#### Supplied material
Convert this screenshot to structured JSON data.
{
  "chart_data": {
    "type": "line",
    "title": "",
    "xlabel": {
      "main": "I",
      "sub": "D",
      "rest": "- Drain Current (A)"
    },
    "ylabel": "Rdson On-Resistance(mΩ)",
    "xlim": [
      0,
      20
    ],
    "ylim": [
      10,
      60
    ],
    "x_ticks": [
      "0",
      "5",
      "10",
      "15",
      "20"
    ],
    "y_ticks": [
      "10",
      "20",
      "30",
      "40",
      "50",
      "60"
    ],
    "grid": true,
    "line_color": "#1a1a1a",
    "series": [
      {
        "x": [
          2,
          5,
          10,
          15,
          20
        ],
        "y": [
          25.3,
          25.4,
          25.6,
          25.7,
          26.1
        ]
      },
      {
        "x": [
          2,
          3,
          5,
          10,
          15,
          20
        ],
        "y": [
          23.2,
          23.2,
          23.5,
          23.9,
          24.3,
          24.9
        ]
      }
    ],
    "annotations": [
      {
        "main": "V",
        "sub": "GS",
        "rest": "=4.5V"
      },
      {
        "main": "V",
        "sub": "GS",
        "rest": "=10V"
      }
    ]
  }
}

#### Your instructions
Take the entries above and transcribe them exactly.

#### Result of the exercise
Convert this screenshot to structured JSON data.
{
  "chart_data": {
    "type": "line",
    "title": "",
    "xlabel": {
      "main": "I",
      "sub": "D",
      "rest": "- Drain Current (A)"
    },
    "ylabel": "Rdson On-Resistance(mΩ)",
    "xlim": [
      0,
      20
    ],
    "ylim": [
      10,
      60
    ],
    "x_ticks": [
      "0",
      "5",
      "10",
      "15",
      "20"
    ],
    "y_ticks": [
      "10",
      "20",
      "30",
      "40",
      "50",
      "60"
    ],
    "grid": true,
    "line_color": "#1a1a1a",
    "series": [
      {
        "x": [
          2,
          5,
          10,
          15,
          20
        ],
        "y": [
          25.3,
          25.4,
          25.6,
          25.7,
          26.1
        ]
      },
      {
        "x": [
          2,
          3,
          5,
          10,
          15,
          20
        ],
        "y": [
          23.2,
          23.2,
          23.5,
          23.9,
          24.3,
          24.9
        ]
      }
    ],
    "annotations": [
      {
        "main": "V",
        "sub": "GS",
        "rest": "=4.5V"
      },
      {
        "main": "V",
        "sub": "GS",
        "rest": "=10V"
      }
    ]
  }
}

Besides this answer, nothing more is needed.